Exercise brief. Restate the whole of the material. Keep every word, and drop the pictures.

(Data items)
^^^^

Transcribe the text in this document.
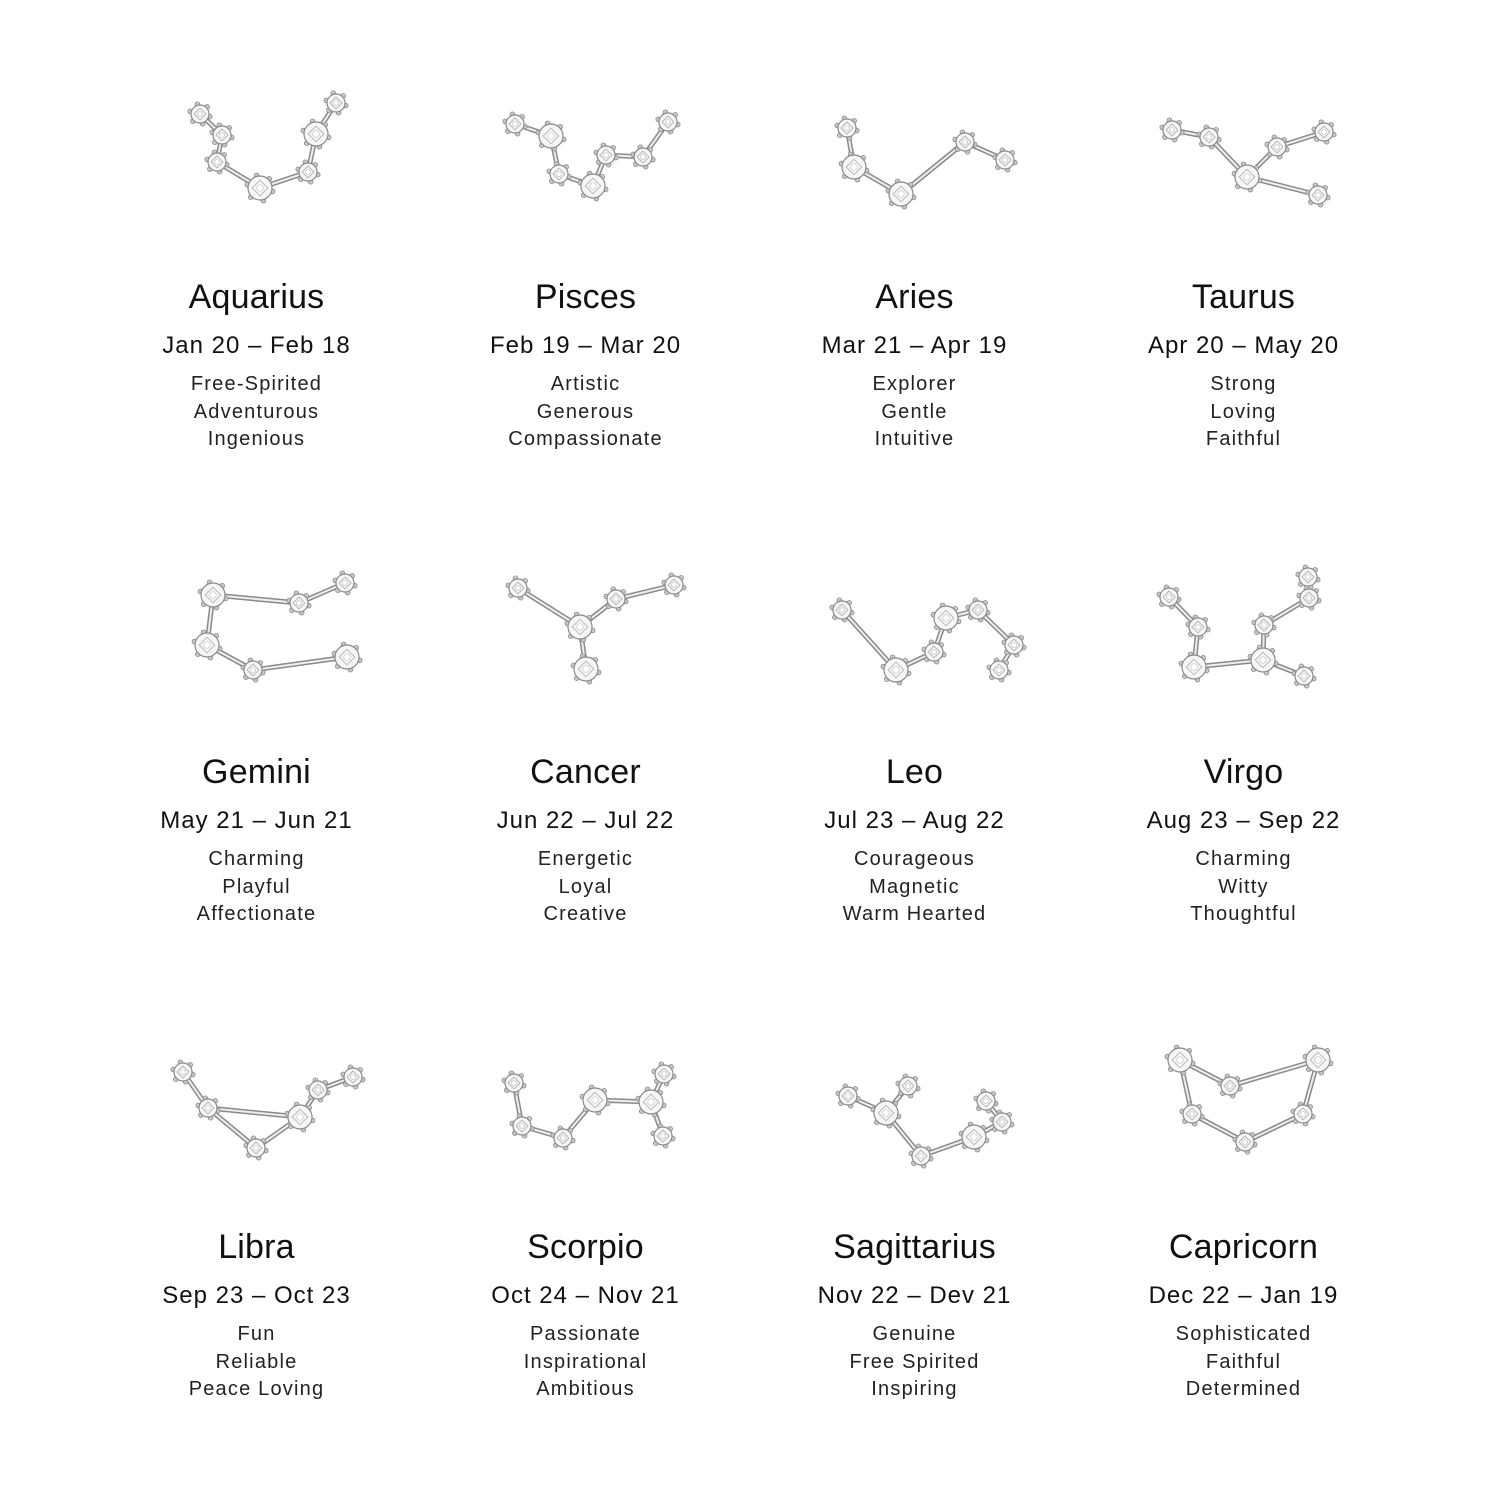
Aquarius
Jan 20 – Feb 18
Free-Spirited
Adventurous
Ingenious
Pisces
Feb 19 – Mar 20
Artistic
Generous
Compassionate
Aries
Mar 21 – Apr 19
Explorer
Gentle
Intuitive
Taurus
Apr 20 – May 20
Strong
Loving
Faithful
Gemini
May 21 – Jun 21
Charming
Playful
Affectionate
Cancer
Jun 22 – Jul 22
Energetic
Loyal
Creative
Leo
Jul 23 – Aug 22
Courageous
Magnetic
Warm Hearted
Virgo
Aug 23 – Sep 22
Charming
Witty
Thoughtful
Libra
Sep 23 – Oct 23
Fun
Reliable
Peace Loving
Scorpio
Oct 24 – Nov 21
Passionate
Inspirational
Ambitious
Sagittarius
Nov 22 – Dev 21
Genuine
Free Spirited
Inspiring
Capricorn
Dec 22 – Jan 19
Sophisticated
Faithful
Determined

^^^^

Full output.
Transcribe the text in this document.
Aquarius
Jan 20 – Feb 18
Free-Spirited
Adventurous
Ingenious
Pisces
Feb 19 – Mar 20
Artistic
Generous
Compassionate
Aries
Mar 21 – Apr 19
Explorer
Gentle
Intuitive
Taurus
Apr 20 – May 20
Strong
Loving
Faithful
Gemini
May 21 – Jun 21
Charming
Playful
Affectionate
Cancer
Jun 22 – Jul 22
Energetic
Loyal
Creative
Leo
Jul 23 – Aug 22
Courageous
Magnetic
Warm Hearted
Virgo
Aug 23 – Sep 22
Charming
Witty
Thoughtful
Libra
Sep 23 – Oct 23
Fun
Reliable
Peace Loving
Scorpio
Oct 24 – Nov 21
Passionate
Inspirational
Ambitious
Sagittarius
Nov 22 – Dev 21
Genuine
Free Spirited
Inspiring
Capricorn
Dec 22 – Jan 19
Sophisticated
Faithful
Determined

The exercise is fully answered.